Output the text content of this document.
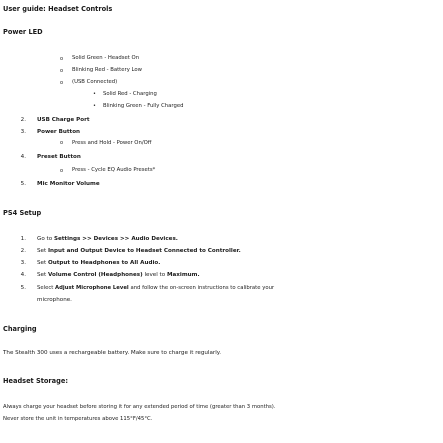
User guide: Headset Controls
Power LED
o Solid Green - Headset On
o Blinking Red - Battery Low
o (USB Connected)
• Solid Red - Charging
• Blinking Green - Fully Charged
2. USB Charge Port
3. Power Button
o Press and Hold - Power On/Off
4. Preset Button
o Press - Cycle EQ Audio Presets*
5. Mic Monitor Volume
PS4 Setup
1. Go to Settings >> Devices >> Audio Devices.
2. Set Input and Output Device to Headset Connected to Controller.
3. Set Output to Headphones to All Audio.
4. Set Volume Control (Headphones) level to Maximum.
5. Select Adjust Microphone Level and follow the on-screen instructions to calibrate your
microphone.
Charging
The Stealth 300 uses a rechargeable battery. Make sure to charge it regularly.
Headset Storage:
Always charge your headset before storing it for any extended period of time (greater than 3 months).
Never store the unit in temperatures above 115°F/45°C.
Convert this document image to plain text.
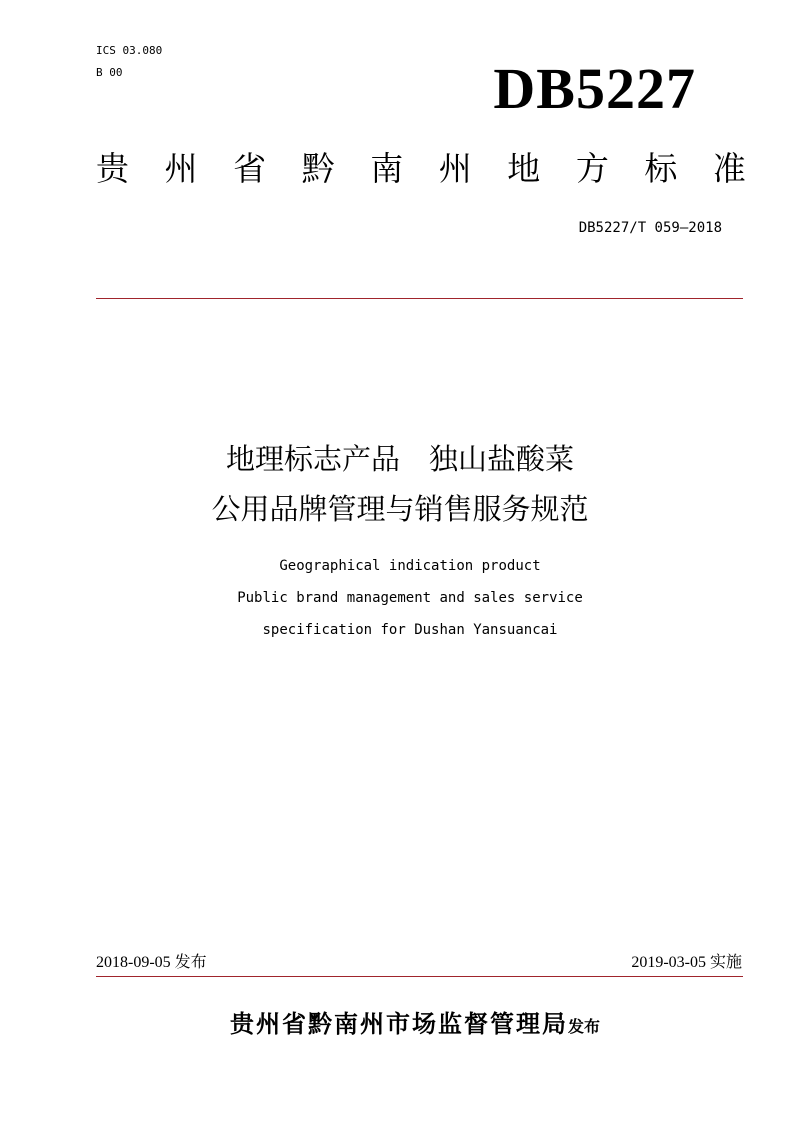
ICS 03.080
B 00	DB5227
贵 州 省 黔 南 州 地 方 标 准
DB5227/T 059—2018
地理标志产品　独山盐酸菜
公用品牌管理与销售服务规范
Geographical indication product
Public brand management and sales service
specification for Dushan Yansuancai
2018-09-05 发布	2019-03-05 实施
贵州省黔南州市场监督管理局发布
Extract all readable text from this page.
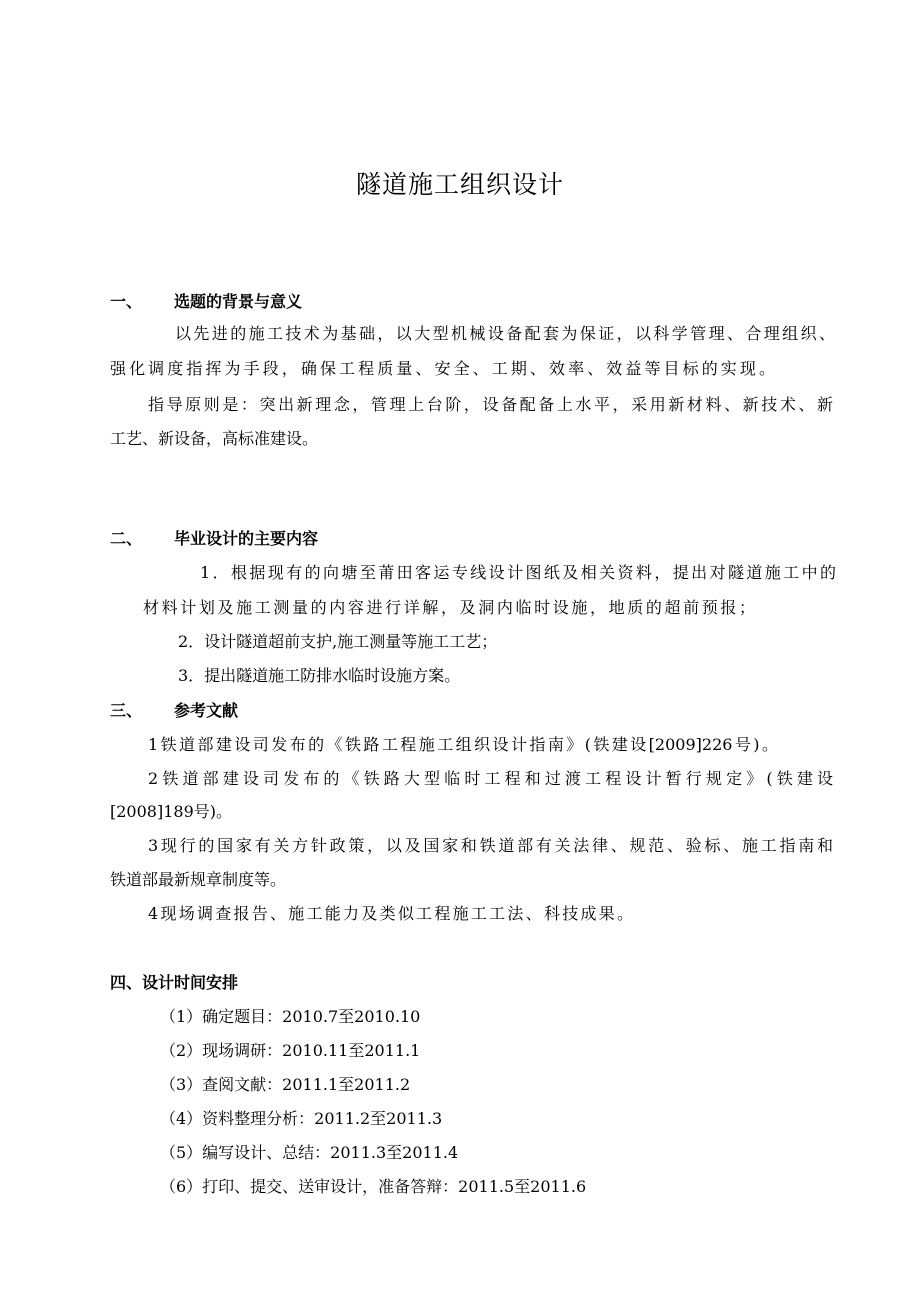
隧道施工组织设计
一、 选题的背景与意义
以先进的施工技术为基础，以大型机械设备配套为保证，以科学管理、合理组织、
强化调度指挥为手段，确保工程质量、安全、工期、效率、效益等目标的实现。
指导原则是：突出新理念，管理上台阶，设备配备上水平，采用新材料、新技术、新
工艺、新设备，高标准建设。
二、 毕业设计的主要内容
1．根据现有的向塘至莆田客运专线设计图纸及相关资料，提出对隧道施工中的
材料计划及施工测量的内容进行详解，及洞内临时设施，地质的超前预报；
2．设计隧道超前支护,施工测量等施工工艺；
3．提出隧道施工防排水临时设施方案。
三、 参考文献
1铁道部建设司发布的《铁路工程施工组织设计指南》(铁建设[2009]226号)。
2铁道部建设司发布的《铁路大型临时工程和过渡工程设计暂行规定》(铁建设
[2008]189号)。
3现行的国家有关方针政策，以及国家和铁道部有关法律、规范、验标、施工指南和
铁道部最新规章制度等。
4现场调查报告、施工能力及类似工程施工工法、科技成果。
四、设计时间安排
（1）确定题目：2010.7至2010.10
（2）现场调研：2010.11至2011.1
（3）查阅文献：2011.1至2011.2
（4）资料整理分析：2011.2至2011.3
（5）编写设计、总结：2011.3至2011.4
（6）打印、提交、送审设计，准备答辩：2011.5至2011.6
————
:: Challenge ::
Give the entries again without a single change, but with no pictures.

:: Answer to the exercise ::
Output the text content of this document.
User guide: Headset Controls
Power LED
o Solid Green - Headset On
o Blinking Red - Battery Low
o (USB Connected)
• Solid Red - Charging
• Blinking Green - Fully Charged
2. USB Charge Port
3. Power Button
o Press and Hold - Power On/Off
4. Preset Button
o Press - Cycle EQ Audio Presets*
5. Mic Monitor Volume
PS4 Setup
1. Go to Settings >> Devices >> Audio Devices.
2. Set Input and Output Device to Headset Connected to Controller.
3. Set Output to Headphones to All Audio.
4. Set Volume Control (Headphones) level to Maximum.
5. Select Adjust Microphone Level and follow the on-screen instructions to calibrate your
microphone.
Charging
The Stealth 300 uses a rechargeable battery. Make sure to charge it regularly.
Headset Storage:
Always charge your headset before storing it for any extended period of time (greater than 3 months).
Never store the unit in temperatures above 115°F/45°C.
Convert this document image to plain text.
ICS 03.080
B 00	DB5227
贵 州 省 黔 南 州 地 方 标 准
DB5227/T 059—2018
地理标志产品　独山盐酸菜
公用品牌管理与销售服务规范
Geographical indication product
Public brand management and sales service
specification for Dushan Yansuancai
2018-09-05 发布	2019-03-05 实施
贵州省黔南州市场监督管理局发布
Extract all readable text from this page.
隧道施工组织设计
一、 选题的背景与意义
以先进的施工技术为基础，以大型机械设备配套为保证，以科学管理、合理组织、
强化调度指挥为手段，确保工程质量、安全、工期、效率、效益等目标的实现。
指导原则是：突出新理念，管理上台阶，设备配备上水平，采用新材料、新技术、新
工艺、新设备，高标准建设。
二、 毕业设计的主要内容
1．根据现有的向塘至莆田客运专线设计图纸及相关资料，提出对隧道施工中的
材料计划及施工测量的内容进行详解，及洞内临时设施，地质的超前预报；
2．设计隧道超前支护,施工测量等施工工艺；
3．提出隧道施工防排水临时设施方案。
三、 参考文献
1铁道部建设司发布的《铁路工程施工组织设计指南》(铁建设[2009]226号)。
2铁道部建设司发布的《铁路大型临时工程和过渡工程设计暂行规定》(铁建设
[2008]189号)。
3现行的国家有关方针政策，以及国家和铁道部有关法律、规范、验标、施工指南和
铁道部最新规章制度等。
4现场调查报告、施工能力及类似工程施工工法、科技成果。
四、设计时间安排
（1）确定题目：2010.7至2010.10
（2）现场调研：2010.11至2011.1
（3）查阅文献：2011.1至2011.2
（4）资料整理分析：2011.2至2011.3
（5）编写设计、总结：2011.3至2011.4
（6）打印、提交、送审设计，准备答辩：2011.5至2011.6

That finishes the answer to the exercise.